- _MATERIAL_

#####

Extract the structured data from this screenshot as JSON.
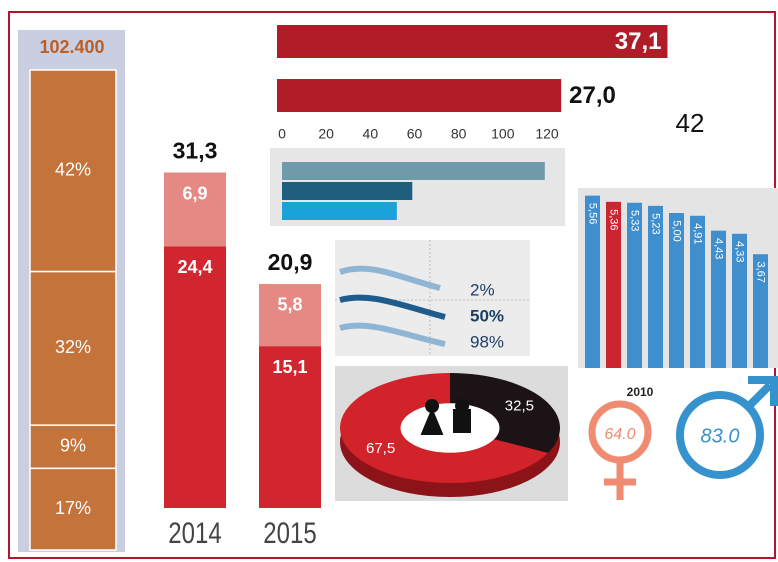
{
  "chart_data": [
    {
      "type": "stack",
      "title": "102.400",
      "values": [
        42,
        32,
        9,
        17
      ],
      "value_labels": [
        "42%",
        "32%",
        "9%",
        "17%"
      ],
      "color": "#c4743a",
      "ylim": [
        0,
        100
      ]
    },
    {
      "type": "stackbar",
      "categories": [
        "2014",
        "2015"
      ],
      "series": [
        {
          "color": "#d1262f",
          "values": [
            24.4,
            15.1
          ],
          "value_labels": [
            "24,4",
            "15,1"
          ]
        },
        {
          "color": "#e58985",
          "values": [
            6.9,
            5.8
          ],
          "value_labels": [
            "6,9",
            "5,8"
          ]
        }
      ],
      "totals": [
        31.3,
        20.9
      ],
      "total_labels": [
        "31,3",
        "20,9"
      ],
      "ylim": [
        0,
        32
      ]
    },
    {
      "type": "hbar",
      "values": [
        37.1,
        27.0
      ],
      "value_labels": [
        "37,1",
        "27,0"
      ],
      "color": "#b01c27",
      "xlim": [
        0,
        40
      ],
      "annotations": [
        "42"
      ]
    },
    {
      "type": "hbar",
      "values": [
        119,
        59,
        52
      ],
      "colors": [
        "#6f9aaa",
        "#1e5f7e",
        "#1ba2d9"
      ],
      "xlim": [
        0,
        120
      ],
      "xticks": [
        0,
        20,
        40,
        60,
        80,
        100,
        120
      ]
    },
    {
      "type": "annotation",
      "labels": [
        "2%",
        "50%",
        "98%"
      ]
    },
    {
      "type": "pie",
      "values": [
        32.5,
        67.5
      ],
      "value_labels": [
        "32,5",
        "67,5"
      ],
      "colors": [
        "#1b1315",
        "#d2232a"
      ]
    },
    {
      "type": "bar",
      "values": [
        5.56,
        5.36,
        5.33,
        5.23,
        5.0,
        4.91,
        4.43,
        4.33,
        3.67
      ],
      "value_labels": [
        "5,56",
        "5,36",
        "5,33",
        "5,23",
        "5,00",
        "4,91",
        "4,43",
        "4,33",
        "3,67"
      ],
      "colors": [
        "#3f8fcf",
        "#cc2530",
        "#3f8fcf",
        "#3f8fcf",
        "#3f8fcf",
        "#3f8fcf",
        "#3f8fcf",
        "#3f8fcf",
        "#3f8fcf"
      ],
      "ylim": [
        0,
        6
      ]
    },
    {
      "type": "annotation",
      "labels": [
        "2010",
        "64.0",
        "83.0"
      ]
    }
  ]
}
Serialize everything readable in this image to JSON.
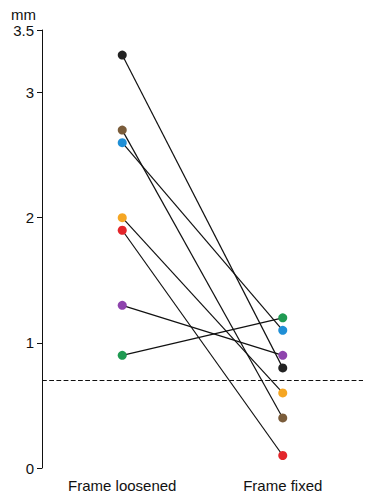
{
  "chart_data": {
    "type": "line",
    "y_label": "mm",
    "categories": [
      "Frame loosened",
      "Frame fixed"
    ],
    "series": [
      {
        "color": "#222222",
        "values": [
          3.3,
          0.8
        ]
      },
      {
        "color": "#7a5c3a",
        "values": [
          2.7,
          0.4
        ]
      },
      {
        "color": "#1f8fd6",
        "values": [
          2.6,
          1.1
        ]
      },
      {
        "color": "#f5a623",
        "values": [
          2.0,
          0.6
        ]
      },
      {
        "color": "#e3262b",
        "values": [
          1.9,
          0.1
        ]
      },
      {
        "color": "#8e44ad",
        "values": [
          1.3,
          0.9
        ]
      },
      {
        "color": "#1f9a52",
        "values": [
          0.9,
          1.2
        ]
      }
    ],
    "marker": "circle",
    "line_style": "solid",
    "reference_line": {
      "value": 0.7,
      "line_style": "dashed"
    },
    "ylim": [
      0,
      3.5
    ],
    "yticks": [
      0,
      1,
      2,
      3
    ],
    "grid": false
  }
}
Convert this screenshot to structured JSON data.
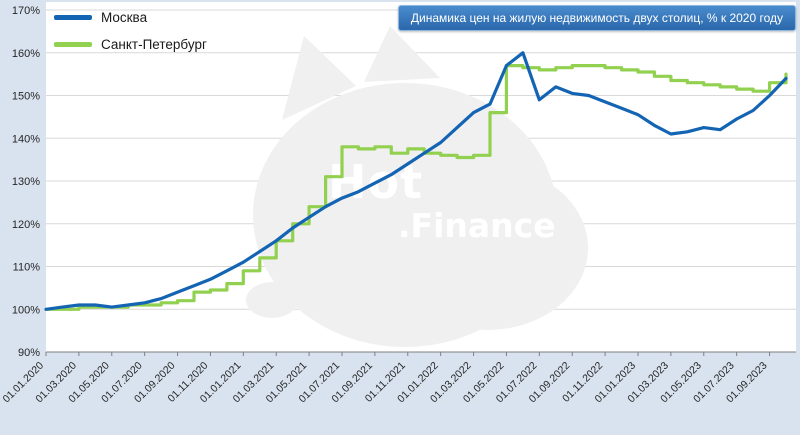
{
  "title_box": {
    "text": "Динамика цен на жилую недвижимость двух столиц, % к 2020 году"
  },
  "legend": {
    "items": [
      {
        "label": "Москва",
        "color": "#1464b4"
      },
      {
        "label": "Санкт-Петербург",
        "color": "#92d050"
      }
    ]
  },
  "watermark": {
    "line1": "Hot",
    "line2": ".Finance"
  },
  "colors": {
    "background": "#d9e3ef",
    "plot": "#ffffff",
    "grid": "#d9d9d9",
    "axis": "#7f7f7f",
    "title_bg_top": "#4a8ccd",
    "title_bg": "#2a67ab",
    "title_border": "#8fb8e0",
    "watermark": "#f0f0f0",
    "watermark_text": "#ffffff"
  },
  "chart_data": {
    "type": "line",
    "title": "Динамика цен на жилую недвижимость двух столиц, % к 2020 году",
    "ylabel": "% к 2020 году",
    "xlabel": "",
    "ylim": [
      90,
      170
    ],
    "y_tick_step": 10,
    "y_tick_suffix": "%",
    "grid": "horizontal",
    "legend_position": "top-left",
    "tick_every": 2,
    "x_tick_labels": [
      "01.01.2020",
      "01.03.2020",
      "01.05.2020",
      "01.07.2020",
      "01.09.2020",
      "01.11.2020",
      "01.01.2021",
      "01.03.2021",
      "01.05.2021",
      "01.07.2021",
      "01.09.2021",
      "01.11.2021",
      "01.01.2022",
      "01.03.2022",
      "01.05.2022",
      "01.07.2022",
      "01.09.2022",
      "01.11.2022",
      "01.01.2023",
      "01.03.2023",
      "01.05.2023",
      "01.07.2023",
      "01.09.2023"
    ],
    "x_months": [
      "01.2020",
      "02.2020",
      "03.2020",
      "04.2020",
      "05.2020",
      "06.2020",
      "07.2020",
      "08.2020",
      "09.2020",
      "10.2020",
      "11.2020",
      "12.2020",
      "01.2021",
      "02.2021",
      "03.2021",
      "04.2021",
      "05.2021",
      "06.2021",
      "07.2021",
      "08.2021",
      "09.2021",
      "10.2021",
      "11.2021",
      "12.2021",
      "01.2022",
      "02.2022",
      "03.2022",
      "04.2022",
      "05.2022",
      "06.2022",
      "07.2022",
      "08.2022",
      "09.2022",
      "10.2022",
      "11.2022",
      "12.2022",
      "01.2023",
      "02.2023",
      "03.2023",
      "04.2023",
      "05.2023",
      "06.2023",
      "07.2023",
      "08.2023",
      "09.2023",
      "10.2023"
    ],
    "series": [
      {
        "name": "Москва",
        "color": "#1464b4",
        "step": false,
        "values": [
          100,
          100.5,
          101,
          101,
          100.5,
          101,
          101.5,
          102.5,
          104,
          105.5,
          107,
          109,
          111,
          113.5,
          116,
          119,
          121.5,
          124,
          126,
          127.5,
          129.5,
          131.5,
          134,
          136.5,
          139,
          142.5,
          146,
          148,
          157,
          160,
          149,
          152,
          150.5,
          150,
          148.5,
          147,
          145.5,
          143,
          141,
          141.5,
          142.5,
          142,
          144.5,
          146.5,
          150,
          154
        ]
      },
      {
        "name": "Санкт-Петербург",
        "color": "#92d050",
        "step": true,
        "values": [
          100,
          100,
          100.5,
          100.5,
          100.5,
          101,
          101,
          101.5,
          102,
          104,
          104.5,
          106,
          109,
          112,
          116,
          120,
          124,
          131,
          138,
          137.5,
          138,
          136.5,
          137.5,
          136.5,
          136,
          135.5,
          136,
          146,
          157,
          156.5,
          156,
          156.5,
          157,
          157,
          156.5,
          156,
          155.5,
          154.5,
          153.5,
          153,
          152.5,
          152,
          151.5,
          151,
          153,
          155
        ]
      }
    ]
  }
}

#####

Retype each line of the listing above word for word. Exclude the pictures.

- _FINISHED TASK_
Extract the structured data from this screenshot as JSON.
{
  "chart_data": [
    {
      "type": "stack",
      "title": "102.400",
      "values": [
        42,
        32,
        9,
        17
      ],
      "value_labels": [
        "42%",
        "32%",
        "9%",
        "17%"
      ],
      "color": "#c4743a",
      "ylim": [
        0,
        100
      ]
    },
    {
      "type": "stackbar",
      "categories": [
        "2014",
        "2015"
      ],
      "series": [
        {
          "color": "#d1262f",
          "values": [
            24.4,
            15.1
          ],
          "value_labels": [
            "24,4",
            "15,1"
          ]
        },
        {
          "color": "#e58985",
          "values": [
            6.9,
            5.8
          ],
          "value_labels": [
            "6,9",
            "5,8"
          ]
        }
      ],
      "totals": [
        31.3,
        20.9
      ],
      "total_labels": [
        "31,3",
        "20,9"
      ],
      "ylim": [
        0,
        32
      ]
    },
    {
      "type": "hbar",
      "values": [
        37.1,
        27.0
      ],
      "value_labels": [
        "37,1",
        "27,0"
      ],
      "color": "#b01c27",
      "xlim": [
        0,
        40
      ],
      "annotations": [
        "42"
      ]
    },
    {
      "type": "hbar",
      "values": [
        119,
        59,
        52
      ],
      "colors": [
        "#6f9aaa",
        "#1e5f7e",
        "#1ba2d9"
      ],
      "xlim": [
        0,
        120
      ],
      "xticks": [
        0,
        20,
        40,
        60,
        80,
        100,
        120
      ]
    },
    {
      "type": "annotation",
      "labels": [
        "2%",
        "50%",
        "98%"
      ]
    },
    {
      "type": "pie",
      "values": [
        32.5,
        67.5
      ],
      "value_labels": [
        "32,5",
        "67,5"
      ],
      "colors": [
        "#1b1315",
        "#d2232a"
      ]
    },
    {
      "type": "bar",
      "values": [
        5.56,
        5.36,
        5.33,
        5.23,
        5.0,
        4.91,
        4.43,
        4.33,
        3.67
      ],
      "value_labels": [
        "5,56",
        "5,36",
        "5,33",
        "5,23",
        "5,00",
        "4,91",
        "4,43",
        "4,33",
        "3,67"
      ],
      "colors": [
        "#3f8fcf",
        "#cc2530",
        "#3f8fcf",
        "#3f8fcf",
        "#3f8fcf",
        "#3f8fcf",
        "#3f8fcf",
        "#3f8fcf",
        "#3f8fcf"
      ],
      "ylim": [
        0,
        6
      ]
    },
    {
      "type": "annotation",
      "labels": [
        "2010",
        "64.0",
        "83.0"
      ]
    }
  ]
}
Serialize everything readable in this image to JSON.
{
  "chart_data": {
    "type": "line",
    "y_label": "mm",
    "categories": [
      "Frame loosened",
      "Frame fixed"
    ],
    "series": [
      {
        "color": "#222222",
        "values": [
          3.3,
          0.8
        ]
      },
      {
        "color": "#7a5c3a",
        "values": [
          2.7,
          0.4
        ]
      },
      {
        "color": "#1f8fd6",
        "values": [
          2.6,
          1.1
        ]
      },
      {
        "color": "#f5a623",
        "values": [
          2.0,
          0.6
        ]
      },
      {
        "color": "#e3262b",
        "values": [
          1.9,
          0.1
        ]
      },
      {
        "color": "#8e44ad",
        "values": [
          1.3,
          0.9
        ]
      },
      {
        "color": "#1f9a52",
        "values": [
          0.9,
          1.2
        ]
      }
    ],
    "marker": "circle",
    "line_style": "solid",
    "reference_line": {
      "value": 0.7,
      "line_style": "dashed"
    },
    "ylim": [
      0,
      3.5
    ],
    "yticks": [
      0,
      1,
      2,
      3
    ],
    "grid": false
  }
}
Convert this screenshot to structured JSON data.
{
  "title_box": {
    "text": "Динамика цен на жилую недвижимость двух столиц, % к 2020 году"
  },
  "legend": {
    "items": [
      {
        "label": "Москва",
        "color": "#1464b4"
      },
      {
        "label": "Санкт-Петербург",
        "color": "#92d050"
      }
    ]
  },
  "watermark": {
    "line1": "Hot",
    "line2": ".Finance"
  },
  "colors": {
    "background": "#d9e3ef",
    "plot": "#ffffff",
    "grid": "#d9d9d9",
    "axis": "#7f7f7f",
    "title_bg_top": "#4a8ccd",
    "title_bg": "#2a67ab",
    "title_border": "#8fb8e0",
    "watermark": "#f0f0f0",
    "watermark_text": "#ffffff"
  },
  "chart_data": {
    "type": "line",
    "title": "Динамика цен на жилую недвижимость двух столиц, % к 2020 году",
    "ylabel": "% к 2020 году",
    "xlabel": "",
    "ylim": [
      90,
      170
    ],
    "y_tick_step": 10,
    "y_tick_suffix": "%",
    "grid": "horizontal",
    "legend_position": "top-left",
    "tick_every": 2,
    "x_tick_labels": [
      "01.01.2020",
      "01.03.2020",
      "01.05.2020",
      "01.07.2020",
      "01.09.2020",
      "01.11.2020",
      "01.01.2021",
      "01.03.2021",
      "01.05.2021",
      "01.07.2021",
      "01.09.2021",
      "01.11.2021",
      "01.01.2022",
      "01.03.2022",
      "01.05.2022",
      "01.07.2022",
      "01.09.2022",
      "01.11.2022",
      "01.01.2023",
      "01.03.2023",
      "01.05.2023",
      "01.07.2023",
      "01.09.2023"
    ],
    "x_months": [
      "01.2020",
      "02.2020",
      "03.2020",
      "04.2020",
      "05.2020",
      "06.2020",
      "07.2020",
      "08.2020",
      "09.2020",
      "10.2020",
      "11.2020",
      "12.2020",
      "01.2021",
      "02.2021",
      "03.2021",
      "04.2021",
      "05.2021",
      "06.2021",
      "07.2021",
      "08.2021",
      "09.2021",
      "10.2021",
      "11.2021",
      "12.2021",
      "01.2022",
      "02.2022",
      "03.2022",
      "04.2022",
      "05.2022",
      "06.2022",
      "07.2022",
      "08.2022",
      "09.2022",
      "10.2022",
      "11.2022",
      "12.2022",
      "01.2023",
      "02.2023",
      "03.2023",
      "04.2023",
      "05.2023",
      "06.2023",
      "07.2023",
      "08.2023",
      "09.2023",
      "10.2023"
    ],
    "series": [
      {
        "name": "Москва",
        "color": "#1464b4",
        "step": false,
        "values": [
          100,
          100.5,
          101,
          101,
          100.5,
          101,
          101.5,
          102.5,
          104,
          105.5,
          107,
          109,
          111,
          113.5,
          116,
          119,
          121.5,
          124,
          126,
          127.5,
          129.5,
          131.5,
          134,
          136.5,
          139,
          142.5,
          146,
          148,
          157,
          160,
          149,
          152,
          150.5,
          150,
          148.5,
          147,
          145.5,
          143,
          141,
          141.5,
          142.5,
          142,
          144.5,
          146.5,
          150,
          154
        ]
      },
      {
        "name": "Санкт-Петербург",
        "color": "#92d050",
        "step": true,
        "values": [
          100,
          100,
          100.5,
          100.5,
          100.5,
          101,
          101,
          101.5,
          102,
          104,
          104.5,
          106,
          109,
          112,
          116,
          120,
          124,
          131,
          138,
          137.5,
          138,
          136.5,
          137.5,
          136.5,
          136,
          135.5,
          136,
          146,
          157,
          156.5,
          156,
          156.5,
          157,
          157,
          156.5,
          156,
          155.5,
          154.5,
          153.5,
          153,
          152.5,
          152,
          151.5,
          151,
          153,
          155
        ]
      }
    ]
  }
}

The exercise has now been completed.